----- QUOTED TEXT -----
The level of difficulty perpetrating online deception is determined by several factors associated with the deceiver, the social media service, the deceptive act, and the potential victim. Significant difficulty could deter potential deceivers, and lack of difficulty may be seen as an opportunity to deceive others (see Figure 1).

The deceiver. Several factors associated with deceivers determine the difficulty of trying to perpetrate online deception, including expectations, goals, motivations, relationship with the target, and the target’s degree of suspicion.2 Expectation is a factor that determines the likelihood of success in deception. More complex messages have a greater likelihood of being communicated.20 Goals and motivations also determine the difficulty of perpetrating a deception. Goals are broader and longer term, and motivations consist of specific short-term objectives that directly influence the choice and type of deception. A taxonomy developed by Buller and Burgoon2 described three motivators for deception: “instrumental,” where the would-be deceiver can identify goal-oriented deception (such as lying about one’s résumé on a social medium to increase the likelihood of more job offers); “relational,” or social capital (such as aiming to preserve social relationships typical in online social networks);26 and “identity” (such as preserving one’s reputation from shameful events in an online profile). These motivators in turn determine the cost or level of difficulty to deceivers in trying to deceive; for example, deceivers motivated to fake their identity must exert more effort offline due to the presence of signals much more difficult to fake than online where many identity-based clues (such as gender and age) may take the form of conventional signals (such as adding information to one’s profile page without verification). Difficulty perpetrating a deception is also determined by the deceiver’s relationship to a target. Familiarity with a target and the target’s close social network make it easier to gain trust and reduce the difficulty of perpetrating deception. Many users assume enhanced security comes with technology so are more likely to trust others online.4 Moreover, the level of trust individuals afford a deceiver also reduces their suspicion toward the deceiver, thereby increasing the likelihood of being deceived.
----- STORED RECORDS -----
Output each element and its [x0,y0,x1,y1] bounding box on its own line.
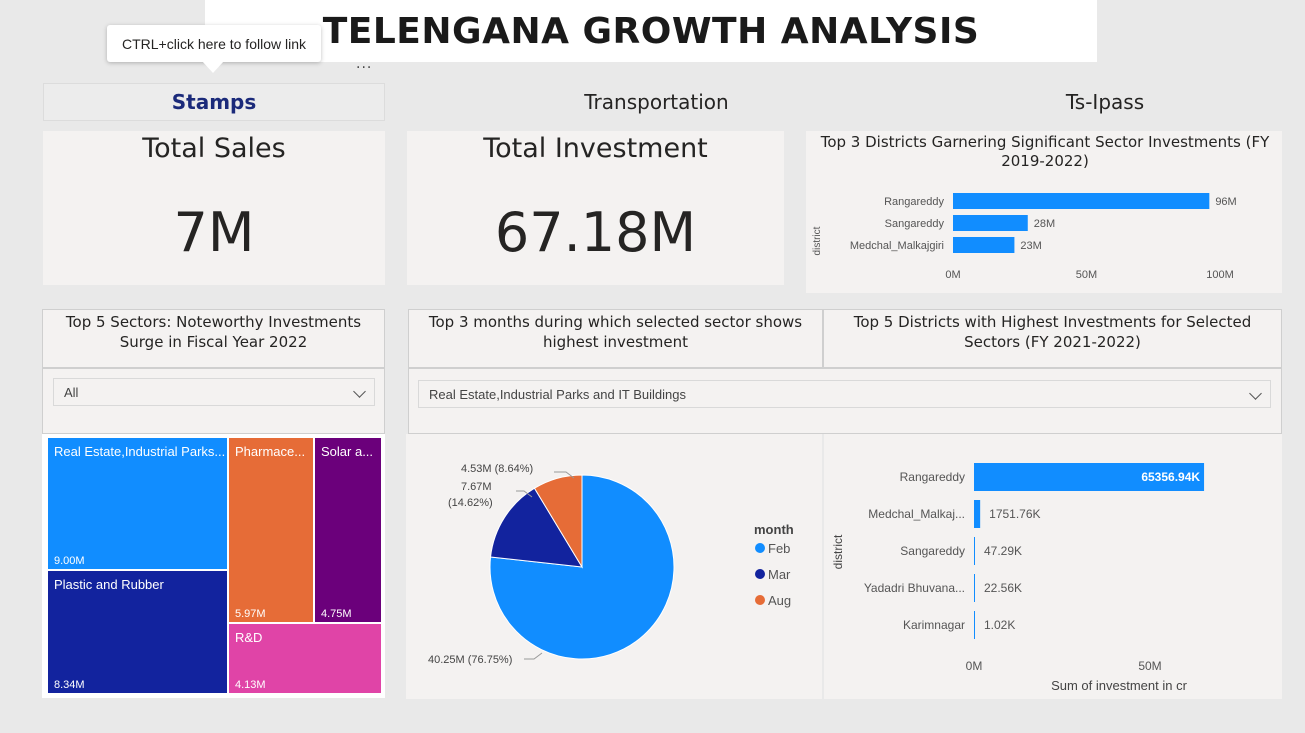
bar-value-label: 28M [1034,218,1055,230]
bar[interactable] [974,537,975,565]
tile-label: Plastic and Rubber [54,577,164,592]
tile-value: 4.75M [321,608,352,620]
pie-label-mar-line1: 7.67M [461,481,492,493]
bar[interactable] [974,500,981,528]
bar-category-label: Rangareddy [884,196,944,208]
treemap-tile[interactable]: Plastic and Rubber 8.34M [48,571,227,693]
tile-label: Solar a... [321,444,374,459]
tile-value: 8.34M [54,679,85,691]
bar-value-label: 23M [1020,240,1041,252]
months-title-text: Top 3 months during which selected secto… [428,313,803,351]
treemap-tile[interactable]: R&D 4.13M [229,624,381,693]
nav-button-tsipass[interactable]: Ts-Ipass [930,83,1280,121]
tile-label: Pharmace... [235,444,306,459]
legend-marker [755,595,765,605]
bar-category-label: Medchal_Malkaj... [868,507,965,521]
nav-transportation-label: Transportation [584,90,729,114]
treemap-tile[interactable]: Real Estate,Industrial Parks... 9.00M [48,438,227,569]
bar-category-label: Rangareddy [900,470,965,484]
x-tick-label: 100M [1206,269,1234,281]
months-pie-chart[interactable]: 4.53M (8.64%) 7.67M (14.62%) 40.25M (76.… [406,434,822,699]
more-options-icon[interactable]: ... [356,56,373,72]
pie-label-feb: 40.25M (76.75%) [428,654,512,666]
pie-slice-aug[interactable] [533,474,583,569]
kpi-sales-title: Total Sales [142,133,286,164]
months-panel-title: Top 3 months during which selected secto… [408,309,823,368]
bar-value-label: 96M [1215,196,1236,208]
bar[interactable] [953,215,1028,231]
legend-marker [755,543,765,553]
pie-svg: 4.53M (8.64%) 7.67M (14.62%) 40.25M (76.… [428,463,794,666]
legend-label: Aug [768,593,791,608]
pie-labels: 4.53M (8.64%) 7.67M (14.62%) 40.25M (76.… [428,463,575,666]
bar[interactable] [974,463,1205,491]
top-districts-y-axis-label: district [812,226,823,255]
tile-label: R&D [235,630,263,645]
kpi-investment-title: Total Investment [483,133,708,164]
legend-marker [755,569,765,579]
bar-category-label: Medchal_Malkajgiri [850,240,944,252]
report-title: TELENGANA GROWTH ANALYSIS [322,10,980,52]
legend-label: Mar [768,567,791,582]
x-tick-label: 50M [1076,269,1097,281]
district-bars-svg: district Sum of investment in cr Rangare… [831,463,1205,693]
treemap-tile[interactable]: Pharmace... 5.97M [229,438,313,622]
tooltip-arrow [202,61,224,73]
kpi-card-total-sales: Total Sales 7M [43,131,385,285]
pie-label-mar-line2: (14.62%) [448,497,493,509]
tile-label: Real Estate,Industrial Parks... [54,444,226,459]
kpi-investment-value: 67.18M [494,201,697,264]
sectors-treemap[interactable]: Real Estate,Industrial Parks... 9.00M Pl… [42,434,385,698]
sector-select-value: Real Estate,Industrial Parks and IT Buil… [429,386,687,402]
bar[interactable] [953,237,1015,253]
bar[interactable] [974,574,975,602]
sector-select-dropdown[interactable]: Real Estate,Industrial Parks and IT Buil… [418,380,1271,408]
tile-value: 5.97M [235,608,266,620]
tooltip-text: CTRL+click here to follow link [121,35,306,52]
sectors-panel-title: Top 5 Sectors: Noteworthy Investments Su… [42,309,385,368]
sector-dropdown[interactable]: All [53,378,375,406]
bar-value-label: 47.29K [984,544,1022,558]
chevron-down-icon [353,385,366,398]
tile-value: 4.13M [235,679,266,691]
districts-bar-chart[interactable]: district Sum of investment in cr Rangare… [824,434,1282,699]
top-districts-svg: district Rangareddy 96M Sangareddy 28M Medch… [812,193,1237,281]
bar-value-label: 22.56K [984,581,1022,595]
bar-category-label: Sangareddy [900,544,965,558]
treemap-tile[interactable]: Solar a... 4.75M [315,438,381,622]
pie-slice-mar[interactable] [489,487,583,568]
chevron-down-icon [1249,387,1262,400]
kpi-sales-value: 7M [173,201,255,264]
districts-panel-title: Top 5 Districts with Highest Investments… [823,309,1282,368]
x-tick-label: 0M [945,269,960,281]
bar-category-label: Sangareddy [885,218,945,230]
link-tooltip: CTRL+click here to follow link [107,25,321,62]
districts-title-text: Top 5 Districts with Highest Investments… [853,313,1252,351]
bar-category-label: Karimnagar [903,618,965,632]
nav-tsipass-label: Ts-Ipass [1065,90,1145,114]
report-title-bar: TELENGANA GROWTH ANALYSIS [205,0,1097,62]
top-districts-chart[interactable]: Top 3 Districts Garnering Significant Se… [806,131,1282,293]
bar[interactable] [953,193,1210,209]
bar-value-label: 1751.76K [989,507,1040,521]
sector-dropdown-value: All [64,384,79,400]
sectors-title-text: Top 5 Sectors: Noteworthy Investments Su… [65,313,362,351]
pie-legend-title: month [754,522,794,537]
top-districts-title: Top 3 Districts Garnering Significant Se… [820,133,1270,170]
nav-button-stamps[interactable]: Stamps [43,83,385,121]
kpi-card-total-investment: Total Investment 67.18M [407,131,784,285]
bar[interactable] [974,611,975,639]
bar-category-label: Yadadri Bhuvana... [864,581,965,595]
bar-value-label: 65356.94K [1141,470,1200,484]
district-bars-y-axis-label: district [831,534,845,569]
legend-label: Feb [768,541,790,556]
x-tick-label: 50M [1138,659,1161,673]
x-tick-label: 0M [966,659,983,673]
bar-value-label: 1.02K [984,618,1015,632]
tile-value: 9.00M [54,555,85,567]
pie-label-aug: 4.53M (8.64%) [461,463,533,475]
nav-button-transportation[interactable]: Transportation [470,83,843,121]
nav-stamps-label: Stamps [171,90,257,114]
district-bars-x-axis-label: Sum of investment in cr [1051,678,1187,693]
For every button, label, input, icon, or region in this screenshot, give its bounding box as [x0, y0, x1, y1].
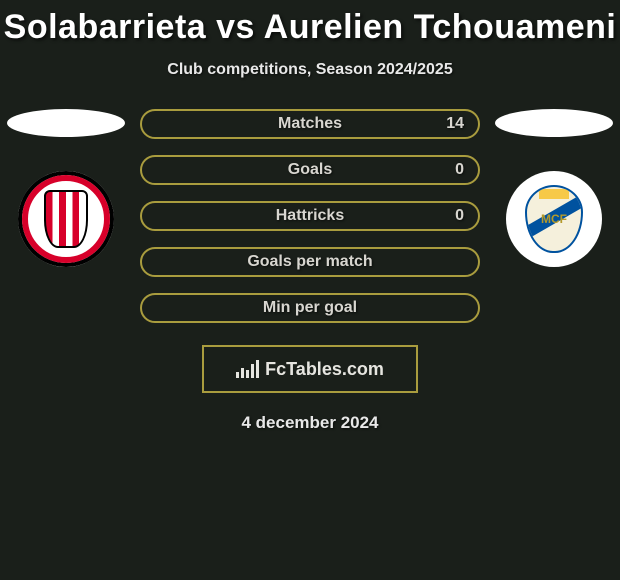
stat-row-matches: Matches 14: [140, 109, 480, 139]
stat-label: Matches: [278, 115, 342, 133]
left-club-badge: [18, 171, 114, 267]
stat-label: Hattricks: [276, 207, 344, 225]
stat-value-right: 0: [455, 161, 464, 179]
brand-chart-icon: [236, 360, 259, 378]
brand-text: FcTables.com: [265, 359, 384, 380]
stat-value-right: 0: [455, 207, 464, 225]
stats-column: Matches 14 Goals 0 Hattricks 0 Goals per…: [140, 109, 480, 323]
comparison-row: Matches 14 Goals 0 Hattricks 0 Goals per…: [0, 109, 620, 323]
stat-label: Goals: [288, 161, 332, 179]
right-club-badge: MCF: [506, 171, 602, 267]
stat-row-hattricks: Hattricks 0: [140, 201, 480, 231]
stat-row-min-per-goal: Min per goal: [140, 293, 480, 323]
page-title: Solabarrieta vs Aurelien Tchouameni: [0, 0, 620, 47]
date-line: 4 december 2024: [0, 413, 620, 433]
stat-value-right: 14: [446, 115, 464, 133]
right-player-col: MCF: [494, 109, 614, 267]
stat-row-goals-per-match: Goals per match: [140, 247, 480, 277]
stat-label: Min per goal: [263, 299, 357, 317]
subtitle: Club competitions, Season 2024/2025: [0, 61, 620, 79]
brand-box[interactable]: FcTables.com: [202, 345, 418, 393]
left-player-photo: [7, 109, 125, 137]
right-player-photo: [495, 109, 613, 137]
left-player-col: [6, 109, 126, 267]
stat-label: Goals per match: [247, 253, 372, 271]
stat-row-goals: Goals 0: [140, 155, 480, 185]
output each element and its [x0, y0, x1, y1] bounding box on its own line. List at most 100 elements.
-----
GIVEN EXERCISE 1: Copy the passage on online deception from "The level of difficulty" up to and including "(see Figure 1).".
GIVEN EXERCISE 2: In the passage on online deception, what three motivators for deception does the taxonomy by Buller and Burgoon describe?
GIVEN EXERCISE 3: Pick up the passage on online deception after its final sentence and continue it.

REPLY 1:
The level of difficulty perpetrating online deception is determined by several factors associated with the deceiver, the social media service, the deceptive act, and the potential victim. Significant difficulty could deter potential deceivers, and lack of difficulty may be seen as an opportunity to deceive others (see Figure 1).

REPLY 2: Instrumental, relational, and identity.

REPLY 3:
Moral cost also increases the difficulty of perpetrating deception.26 Moral values and feelings can influence what deceivers view as immoral in withholding information or even lying. In the real world, the immediacy of interaction may make it much more difficult to deceive for some individuals. In contrast, in the online world, distance and anonymity28 contribute to a loss of inhibition; the moral cost is thus lower for deceivers.

Social media. Social media require potential targets and would-be deceivers alike to expand their perspective on how interactions are viewed between receiver and sender during deception; for instance, “interpersonal deception theory”2 says the interaction between a sender and a receiver is a game of iterative scanning and adjustment to ensure deception success.

Donath8 suggested that if deception is prevalent in a system (such as Facebook) then the likelihood of successful deception is reduced. It makes sense that the prevalence of deception in an online community is a factor that also determines difficulty perpetrating deception. Social media services that encounter too much deception will inevitably yield communities that are more suspicious. Such community suspicion will increase the number of failed attempts at deception. Moreover, increasing a potential target’s suspicion will likewise increase the difficulty, thereby deterring deceivers from entering the community in the first place, though some equilibrium may eventually be reached. However, this rationale suggests communities without much deception are likely more vulnerable to attacks since suspicion by potential victims is low. Determining the prevalence of deception in a community is a challenge.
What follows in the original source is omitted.